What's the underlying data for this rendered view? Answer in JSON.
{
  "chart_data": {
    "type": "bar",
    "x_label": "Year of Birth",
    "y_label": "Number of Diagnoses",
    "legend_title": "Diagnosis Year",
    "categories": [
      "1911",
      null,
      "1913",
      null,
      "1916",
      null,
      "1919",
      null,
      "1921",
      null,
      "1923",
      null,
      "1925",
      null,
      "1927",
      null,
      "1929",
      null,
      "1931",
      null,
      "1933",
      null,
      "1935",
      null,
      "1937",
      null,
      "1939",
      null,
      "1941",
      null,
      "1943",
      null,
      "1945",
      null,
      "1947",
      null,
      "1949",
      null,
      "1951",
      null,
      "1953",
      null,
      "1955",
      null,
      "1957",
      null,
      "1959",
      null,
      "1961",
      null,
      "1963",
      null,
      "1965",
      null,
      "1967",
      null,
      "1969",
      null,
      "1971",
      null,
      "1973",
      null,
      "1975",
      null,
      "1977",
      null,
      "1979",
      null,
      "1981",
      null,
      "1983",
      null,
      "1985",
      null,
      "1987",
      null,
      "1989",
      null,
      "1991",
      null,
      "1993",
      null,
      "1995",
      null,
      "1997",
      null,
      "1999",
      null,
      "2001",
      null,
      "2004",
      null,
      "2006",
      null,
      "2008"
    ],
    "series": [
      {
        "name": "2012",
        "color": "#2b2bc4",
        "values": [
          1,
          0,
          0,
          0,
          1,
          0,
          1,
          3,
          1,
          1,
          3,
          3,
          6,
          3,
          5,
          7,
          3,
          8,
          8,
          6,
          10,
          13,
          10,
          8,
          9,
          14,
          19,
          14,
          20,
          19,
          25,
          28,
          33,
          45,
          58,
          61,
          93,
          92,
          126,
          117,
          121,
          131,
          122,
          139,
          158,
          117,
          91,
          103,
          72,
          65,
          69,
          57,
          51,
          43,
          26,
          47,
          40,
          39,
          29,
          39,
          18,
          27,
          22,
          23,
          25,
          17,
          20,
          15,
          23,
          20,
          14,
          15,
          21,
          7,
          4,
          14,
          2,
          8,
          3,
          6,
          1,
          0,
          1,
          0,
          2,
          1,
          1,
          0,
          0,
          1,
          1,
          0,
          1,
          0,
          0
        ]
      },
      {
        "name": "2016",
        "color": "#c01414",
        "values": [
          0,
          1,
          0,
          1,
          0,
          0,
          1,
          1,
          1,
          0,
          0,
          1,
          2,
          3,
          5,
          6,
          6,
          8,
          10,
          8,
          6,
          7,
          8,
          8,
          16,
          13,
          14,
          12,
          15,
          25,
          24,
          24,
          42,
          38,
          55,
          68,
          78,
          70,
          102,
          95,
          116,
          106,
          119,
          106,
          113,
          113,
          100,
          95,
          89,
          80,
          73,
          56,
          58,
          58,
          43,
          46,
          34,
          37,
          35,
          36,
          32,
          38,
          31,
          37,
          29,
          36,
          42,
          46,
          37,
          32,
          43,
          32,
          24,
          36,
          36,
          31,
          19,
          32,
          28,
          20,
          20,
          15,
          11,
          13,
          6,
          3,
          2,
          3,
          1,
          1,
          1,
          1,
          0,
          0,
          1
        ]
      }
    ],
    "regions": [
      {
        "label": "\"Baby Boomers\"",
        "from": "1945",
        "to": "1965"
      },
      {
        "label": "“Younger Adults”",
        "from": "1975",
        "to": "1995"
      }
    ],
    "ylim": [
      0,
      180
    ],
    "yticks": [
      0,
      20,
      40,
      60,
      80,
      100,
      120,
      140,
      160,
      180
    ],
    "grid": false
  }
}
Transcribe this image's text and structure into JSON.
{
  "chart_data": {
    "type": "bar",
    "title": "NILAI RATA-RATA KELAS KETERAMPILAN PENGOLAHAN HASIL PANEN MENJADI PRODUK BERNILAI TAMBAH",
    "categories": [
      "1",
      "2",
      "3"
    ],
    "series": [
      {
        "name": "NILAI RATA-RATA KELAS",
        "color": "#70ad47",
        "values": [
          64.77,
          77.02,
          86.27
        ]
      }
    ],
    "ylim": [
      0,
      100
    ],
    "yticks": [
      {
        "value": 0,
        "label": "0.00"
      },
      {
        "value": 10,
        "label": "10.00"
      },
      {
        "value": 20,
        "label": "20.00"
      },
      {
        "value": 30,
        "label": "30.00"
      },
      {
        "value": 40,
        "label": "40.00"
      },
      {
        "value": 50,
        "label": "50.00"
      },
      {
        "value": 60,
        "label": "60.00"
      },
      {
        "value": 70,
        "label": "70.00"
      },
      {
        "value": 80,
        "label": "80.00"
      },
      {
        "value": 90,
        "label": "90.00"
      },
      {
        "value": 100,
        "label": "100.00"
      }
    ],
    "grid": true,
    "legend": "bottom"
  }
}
════
- [TASK BRIEF]:
Retype the material above, line by line, exactly.

- [OUTPUT OF THE EXERCISE]:
What's the underlying data for this rendered view? Answer in JSON.
{
  "chart_data": {
    "type": "bar",
    "x_label": "Year of Birth",
    "y_label": "Number of Diagnoses",
    "legend_title": "Diagnosis Year",
    "categories": [
      "1911",
      null,
      "1913",
      null,
      "1916",
      null,
      "1919",
      null,
      "1921",
      null,
      "1923",
      null,
      "1925",
      null,
      "1927",
      null,
      "1929",
      null,
      "1931",
      null,
      "1933",
      null,
      "1935",
      null,
      "1937",
      null,
      "1939",
      null,
      "1941",
      null,
      "1943",
      null,
      "1945",
      null,
      "1947",
      null,
      "1949",
      null,
      "1951",
      null,
      "1953",
      null,
      "1955",
      null,
      "1957",
      null,
      "1959",
      null,
      "1961",
      null,
      "1963",
      null,
      "1965",
      null,
      "1967",
      null,
      "1969",
      null,
      "1971",
      null,
      "1973",
      null,
      "1975",
      null,
      "1977",
      null,
      "1979",
      null,
      "1981",
      null,
      "1983",
      null,
      "1985",
      null,
      "1987",
      null,
      "1989",
      null,
      "1991",
      null,
      "1993",
      null,
      "1995",
      null,
      "1997",
      null,
      "1999",
      null,
      "2001",
      null,
      "2004",
      null,
      "2006",
      null,
      "2008"
    ],
    "series": [
      {
        "name": "2012",
        "color": "#2b2bc4",
        "values": [
          1,
          0,
          0,
          0,
          1,
          0,
          1,
          3,
          1,
          1,
          3,
          3,
          6,
          3,
          5,
          7,
          3,
          8,
          8,
          6,
          10,
          13,
          10,
          8,
          9,
          14,
          19,
          14,
          20,
          19,
          25,
          28,
          33,
          45,
          58,
          61,
          93,
          92,
          126,
          117,
          121,
          131,
          122,
          139,
          158,
          117,
          91,
          103,
          72,
          65,
          69,
          57,
          51,
          43,
          26,
          47,
          40,
          39,
          29,
          39,
          18,
          27,
          22,
          23,
          25,
          17,
          20,
          15,
          23,
          20,
          14,
          15,
          21,
          7,
          4,
          14,
          2,
          8,
          3,
          6,
          1,
          0,
          1,
          0,
          2,
          1,
          1,
          0,
          0,
          1,
          1,
          0,
          1,
          0,
          0
        ]
      },
      {
        "name": "2016",
        "color": "#c01414",
        "values": [
          0,
          1,
          0,
          1,
          0,
          0,
          1,
          1,
          1,
          0,
          0,
          1,
          2,
          3,
          5,
          6,
          6,
          8,
          10,
          8,
          6,
          7,
          8,
          8,
          16,
          13,
          14,
          12,
          15,
          25,
          24,
          24,
          42,
          38,
          55,
          68,
          78,
          70,
          102,
          95,
          116,
          106,
          119,
          106,
          113,
          113,
          100,
          95,
          89,
          80,
          73,
          56,
          58,
          58,
          43,
          46,
          34,
          37,
          35,
          36,
          32,
          38,
          31,
          37,
          29,
          36,
          42,
          46,
          37,
          32,
          43,
          32,
          24,
          36,
          36,
          31,
          19,
          32,
          28,
          20,
          20,
          15,
          11,
          13,
          6,
          3,
          2,
          3,
          1,
          1,
          1,
          1,
          0,
          0,
          1
        ]
      }
    ],
    "regions": [
      {
        "label": "\"Baby Boomers\"",
        "from": "1945",
        "to": "1965"
      },
      {
        "label": "“Younger Adults”",
        "from": "1975",
        "to": "1995"
      }
    ],
    "ylim": [
      0,
      180
    ],
    "yticks": [
      0,
      20,
      40,
      60,
      80,
      100,
      120,
      140,
      160,
      180
    ],
    "grid": false
  }
}
Transcribe this image's text and structure into JSON.
{
  "chart_data": {
    "type": "bar",
    "title": "NILAI RATA-RATA KELAS KETERAMPILAN PENGOLAHAN HASIL PANEN MENJADI PRODUK BERNILAI TAMBAH",
    "categories": [
      "1",
      "2",
      "3"
    ],
    "series": [
      {
        "name": "NILAI RATA-RATA KELAS",
        "color": "#70ad47",
        "values": [
          64.77,
          77.02,
          86.27
        ]
      }
    ],
    "ylim": [
      0,
      100
    ],
    "yticks": [
      {
        "value": 0,
        "label": "0.00"
      },
      {
        "value": 10,
        "label": "10.00"
      },
      {
        "value": 20,
        "label": "20.00"
      },
      {
        "value": 30,
        "label": "30.00"
      },
      {
        "value": 40,
        "label": "40.00"
      },
      {
        "value": 50,
        "label": "50.00"
      },
      {
        "value": 60,
        "label": "60.00"
      },
      {
        "value": 70,
        "label": "70.00"
      },
      {
        "value": 80,
        "label": "80.00"
      },
      {
        "value": 90,
        "label": "90.00"
      },
      {
        "value": 100,
        "label": "100.00"
      }
    ],
    "grid": true,
    "legend": "bottom"
  }
}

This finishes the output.